Chart and figure data —
★ ★ ★
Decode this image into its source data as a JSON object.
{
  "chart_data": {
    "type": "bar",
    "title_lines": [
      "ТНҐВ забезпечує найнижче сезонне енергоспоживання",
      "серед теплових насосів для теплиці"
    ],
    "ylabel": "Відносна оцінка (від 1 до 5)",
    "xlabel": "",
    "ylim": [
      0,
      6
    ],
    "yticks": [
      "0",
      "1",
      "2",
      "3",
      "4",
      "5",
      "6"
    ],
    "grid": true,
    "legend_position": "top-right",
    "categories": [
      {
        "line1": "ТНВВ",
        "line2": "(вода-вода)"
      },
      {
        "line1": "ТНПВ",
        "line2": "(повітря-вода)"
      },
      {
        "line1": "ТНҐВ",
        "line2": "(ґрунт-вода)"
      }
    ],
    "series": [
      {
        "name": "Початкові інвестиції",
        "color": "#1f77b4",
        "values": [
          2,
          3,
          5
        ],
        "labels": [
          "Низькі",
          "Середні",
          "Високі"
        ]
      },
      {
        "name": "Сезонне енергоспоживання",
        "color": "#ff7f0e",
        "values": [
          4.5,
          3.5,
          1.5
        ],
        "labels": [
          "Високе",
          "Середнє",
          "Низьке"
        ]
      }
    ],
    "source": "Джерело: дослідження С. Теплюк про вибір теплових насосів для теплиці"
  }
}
★ ★ ★
Directive —
Write every record out again, unaltered.

Exercise solution —
Decode this image into its source data as a JSON object.
{
  "chart_data": {
    "type": "bar",
    "title_lines": [
      "ТНҐВ забезпечує найнижче сезонне енергоспоживання",
      "серед теплових насосів для теплиці"
    ],
    "ylabel": "Відносна оцінка (від 1 до 5)",
    "xlabel": "",
    "ylim": [
      0,
      6
    ],
    "yticks": [
      "0",
      "1",
      "2",
      "3",
      "4",
      "5",
      "6"
    ],
    "grid": true,
    "legend_position": "top-right",
    "categories": [
      {
        "line1": "ТНВВ",
        "line2": "(вода-вода)"
      },
      {
        "line1": "ТНПВ",
        "line2": "(повітря-вода)"
      },
      {
        "line1": "ТНҐВ",
        "line2": "(ґрунт-вода)"
      }
    ],
    "series": [
      {
        "name": "Початкові інвестиції",
        "color": "#1f77b4",
        "values": [
          2,
          3,
          5
        ],
        "labels": [
          "Низькі",
          "Середні",
          "Високі"
        ]
      },
      {
        "name": "Сезонне енергоспоживання",
        "color": "#ff7f0e",
        "values": [
          4.5,
          3.5,
          1.5
        ],
        "labels": [
          "Високе",
          "Середнє",
          "Низьке"
        ]
      }
    ],
    "source": "Джерело: дослідження С. Теплюк про вибір теплових насосів для теплиці"
  }
}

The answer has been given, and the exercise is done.